→ GIVEN DATA:
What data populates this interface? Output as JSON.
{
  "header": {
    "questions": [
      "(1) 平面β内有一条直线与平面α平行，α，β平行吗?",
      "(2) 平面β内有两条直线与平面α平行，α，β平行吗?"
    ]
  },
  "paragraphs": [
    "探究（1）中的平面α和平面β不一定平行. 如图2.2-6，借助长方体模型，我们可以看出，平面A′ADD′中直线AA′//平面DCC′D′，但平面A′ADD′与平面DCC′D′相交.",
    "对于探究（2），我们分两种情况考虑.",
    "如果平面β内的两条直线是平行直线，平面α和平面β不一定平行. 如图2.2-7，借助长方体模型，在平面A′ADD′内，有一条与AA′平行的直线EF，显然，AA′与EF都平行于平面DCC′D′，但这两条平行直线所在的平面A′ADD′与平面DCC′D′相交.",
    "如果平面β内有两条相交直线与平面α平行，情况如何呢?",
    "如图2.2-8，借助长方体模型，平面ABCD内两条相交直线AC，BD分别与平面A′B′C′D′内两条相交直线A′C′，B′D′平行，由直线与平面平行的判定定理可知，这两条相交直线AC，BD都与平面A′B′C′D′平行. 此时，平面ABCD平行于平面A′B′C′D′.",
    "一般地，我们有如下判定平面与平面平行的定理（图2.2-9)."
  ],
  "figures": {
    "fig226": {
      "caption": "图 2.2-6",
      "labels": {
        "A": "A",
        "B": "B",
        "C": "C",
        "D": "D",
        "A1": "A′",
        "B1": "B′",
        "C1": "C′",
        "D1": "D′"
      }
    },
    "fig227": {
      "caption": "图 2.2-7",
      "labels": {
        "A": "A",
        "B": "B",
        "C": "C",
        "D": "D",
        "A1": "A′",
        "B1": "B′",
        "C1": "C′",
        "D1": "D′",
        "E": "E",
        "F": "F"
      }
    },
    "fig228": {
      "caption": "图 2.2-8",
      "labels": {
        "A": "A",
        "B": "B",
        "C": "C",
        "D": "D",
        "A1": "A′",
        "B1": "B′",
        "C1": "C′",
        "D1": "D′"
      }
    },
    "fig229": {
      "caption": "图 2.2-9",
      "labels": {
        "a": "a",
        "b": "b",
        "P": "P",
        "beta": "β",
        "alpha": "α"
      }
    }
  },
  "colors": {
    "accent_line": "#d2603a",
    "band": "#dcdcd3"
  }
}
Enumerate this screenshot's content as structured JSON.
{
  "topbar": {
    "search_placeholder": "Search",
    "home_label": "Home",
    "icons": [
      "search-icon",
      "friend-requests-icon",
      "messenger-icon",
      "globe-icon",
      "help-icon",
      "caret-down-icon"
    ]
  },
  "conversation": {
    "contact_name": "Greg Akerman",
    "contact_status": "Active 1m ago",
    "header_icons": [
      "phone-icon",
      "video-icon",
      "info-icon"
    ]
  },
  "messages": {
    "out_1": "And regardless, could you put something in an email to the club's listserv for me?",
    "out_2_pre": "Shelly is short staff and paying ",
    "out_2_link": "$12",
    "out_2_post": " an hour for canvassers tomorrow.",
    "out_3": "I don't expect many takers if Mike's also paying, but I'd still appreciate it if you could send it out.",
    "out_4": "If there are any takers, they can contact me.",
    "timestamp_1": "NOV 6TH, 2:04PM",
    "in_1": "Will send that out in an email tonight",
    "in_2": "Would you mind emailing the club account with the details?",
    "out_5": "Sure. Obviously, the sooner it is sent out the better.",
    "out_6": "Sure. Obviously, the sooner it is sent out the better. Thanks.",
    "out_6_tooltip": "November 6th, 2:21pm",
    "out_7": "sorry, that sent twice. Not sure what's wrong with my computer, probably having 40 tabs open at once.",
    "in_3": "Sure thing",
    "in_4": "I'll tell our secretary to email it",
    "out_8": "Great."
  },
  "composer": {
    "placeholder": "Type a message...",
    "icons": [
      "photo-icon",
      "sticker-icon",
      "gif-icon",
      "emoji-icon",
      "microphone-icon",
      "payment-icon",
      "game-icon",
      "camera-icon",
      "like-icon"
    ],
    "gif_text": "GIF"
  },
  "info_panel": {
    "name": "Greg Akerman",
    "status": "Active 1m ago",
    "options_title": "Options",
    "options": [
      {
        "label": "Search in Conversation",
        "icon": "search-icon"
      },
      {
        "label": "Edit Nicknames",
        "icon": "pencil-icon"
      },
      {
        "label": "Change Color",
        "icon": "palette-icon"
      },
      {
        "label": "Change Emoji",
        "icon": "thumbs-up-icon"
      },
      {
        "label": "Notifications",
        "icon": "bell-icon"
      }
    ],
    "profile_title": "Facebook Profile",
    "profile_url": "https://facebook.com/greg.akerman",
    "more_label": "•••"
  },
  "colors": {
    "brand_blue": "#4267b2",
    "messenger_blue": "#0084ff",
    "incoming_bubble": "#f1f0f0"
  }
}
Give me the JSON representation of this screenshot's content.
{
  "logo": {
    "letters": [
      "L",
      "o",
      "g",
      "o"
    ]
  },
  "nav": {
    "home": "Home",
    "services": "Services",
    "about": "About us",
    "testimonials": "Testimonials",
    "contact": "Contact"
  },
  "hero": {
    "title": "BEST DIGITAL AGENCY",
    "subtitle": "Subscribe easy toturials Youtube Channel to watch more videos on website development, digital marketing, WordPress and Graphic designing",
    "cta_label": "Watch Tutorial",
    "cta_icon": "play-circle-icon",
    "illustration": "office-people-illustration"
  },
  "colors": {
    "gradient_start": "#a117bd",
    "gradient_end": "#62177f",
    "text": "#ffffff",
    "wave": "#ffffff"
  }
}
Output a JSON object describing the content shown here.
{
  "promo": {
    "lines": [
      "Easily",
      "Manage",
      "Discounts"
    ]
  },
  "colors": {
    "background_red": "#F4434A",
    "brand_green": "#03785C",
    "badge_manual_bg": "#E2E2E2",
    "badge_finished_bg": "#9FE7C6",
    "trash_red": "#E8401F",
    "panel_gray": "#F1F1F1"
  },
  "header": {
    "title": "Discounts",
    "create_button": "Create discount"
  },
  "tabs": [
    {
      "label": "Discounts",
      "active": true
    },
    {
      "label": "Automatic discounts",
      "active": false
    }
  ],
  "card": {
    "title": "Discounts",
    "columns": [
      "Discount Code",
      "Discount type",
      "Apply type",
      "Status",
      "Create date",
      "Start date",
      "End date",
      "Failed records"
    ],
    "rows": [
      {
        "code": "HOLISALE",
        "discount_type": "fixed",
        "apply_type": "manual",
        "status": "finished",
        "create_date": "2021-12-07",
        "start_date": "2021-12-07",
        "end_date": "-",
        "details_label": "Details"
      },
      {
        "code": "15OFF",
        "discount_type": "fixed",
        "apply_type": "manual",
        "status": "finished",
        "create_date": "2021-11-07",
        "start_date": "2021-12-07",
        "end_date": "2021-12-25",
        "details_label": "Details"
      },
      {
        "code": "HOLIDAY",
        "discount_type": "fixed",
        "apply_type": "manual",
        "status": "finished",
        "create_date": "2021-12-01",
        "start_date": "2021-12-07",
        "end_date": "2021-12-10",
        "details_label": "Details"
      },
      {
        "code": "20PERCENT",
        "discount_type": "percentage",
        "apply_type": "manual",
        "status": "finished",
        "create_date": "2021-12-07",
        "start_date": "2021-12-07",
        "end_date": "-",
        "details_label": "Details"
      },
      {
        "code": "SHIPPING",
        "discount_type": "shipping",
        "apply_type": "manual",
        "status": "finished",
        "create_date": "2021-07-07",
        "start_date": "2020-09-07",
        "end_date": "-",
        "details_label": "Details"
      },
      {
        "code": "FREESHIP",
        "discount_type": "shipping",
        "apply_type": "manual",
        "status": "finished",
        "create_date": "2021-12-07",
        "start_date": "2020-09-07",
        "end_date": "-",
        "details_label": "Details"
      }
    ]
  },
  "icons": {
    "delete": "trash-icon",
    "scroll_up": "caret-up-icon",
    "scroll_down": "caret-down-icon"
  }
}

→ SET PROBLEM: Copy each line above where the string "与平面DCC" occurs.

→ RESPONSE BELOW:
    "探究（1）中的平面α和平面β不一定平行. 如图2.2-6，借助长方体模型，我们可以看出，平面A′ADD′中直线AA′//平面DCC′D′，但平面A′ADD′与平面DCC′D′相交.",
    "如果平面β内的两条直线是平行直线，平面α和平面β不一定平行. 如图2.2-7，借助长方体模型，在平面A′ADD′内，有一条与AA′平行的直线EF，显然，AA′与EF都平行于平面DCC′D′，但这两条平行直线所在的平面A′ADD′与平面DCC′D′相交.",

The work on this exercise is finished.